# [What you need to do]
Answer with a number only: how many lines of the data contain "András"?

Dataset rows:
☆ ☆ ☆ ☆

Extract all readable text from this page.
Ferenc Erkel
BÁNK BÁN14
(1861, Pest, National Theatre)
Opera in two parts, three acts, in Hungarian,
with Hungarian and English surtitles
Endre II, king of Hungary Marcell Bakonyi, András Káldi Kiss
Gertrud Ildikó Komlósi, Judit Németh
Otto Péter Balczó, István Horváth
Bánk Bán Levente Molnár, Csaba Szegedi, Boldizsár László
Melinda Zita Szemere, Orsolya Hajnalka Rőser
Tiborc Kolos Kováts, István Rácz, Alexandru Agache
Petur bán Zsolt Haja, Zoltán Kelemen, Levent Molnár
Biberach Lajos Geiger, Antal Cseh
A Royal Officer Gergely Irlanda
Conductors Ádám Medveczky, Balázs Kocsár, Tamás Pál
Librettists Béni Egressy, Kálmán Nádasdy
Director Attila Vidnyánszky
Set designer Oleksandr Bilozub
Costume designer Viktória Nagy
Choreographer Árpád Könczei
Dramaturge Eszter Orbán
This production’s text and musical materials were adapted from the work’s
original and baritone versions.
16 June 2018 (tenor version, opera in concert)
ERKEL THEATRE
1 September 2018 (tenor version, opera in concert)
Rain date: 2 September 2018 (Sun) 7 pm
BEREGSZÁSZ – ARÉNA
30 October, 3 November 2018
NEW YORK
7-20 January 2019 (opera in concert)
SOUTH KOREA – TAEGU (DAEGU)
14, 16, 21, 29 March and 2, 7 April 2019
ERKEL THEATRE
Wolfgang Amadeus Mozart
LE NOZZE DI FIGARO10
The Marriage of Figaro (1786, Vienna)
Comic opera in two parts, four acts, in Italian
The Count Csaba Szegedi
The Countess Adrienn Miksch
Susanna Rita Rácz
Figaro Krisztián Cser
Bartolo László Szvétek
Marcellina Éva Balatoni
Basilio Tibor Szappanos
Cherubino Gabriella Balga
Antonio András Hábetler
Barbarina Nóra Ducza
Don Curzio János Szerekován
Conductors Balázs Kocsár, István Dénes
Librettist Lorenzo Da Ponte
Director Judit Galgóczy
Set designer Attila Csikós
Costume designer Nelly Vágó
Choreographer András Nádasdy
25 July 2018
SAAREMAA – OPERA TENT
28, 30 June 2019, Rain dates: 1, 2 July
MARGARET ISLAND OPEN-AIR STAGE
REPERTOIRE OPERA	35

☆ ☆ ☆ ☆

# [Response to this task]
3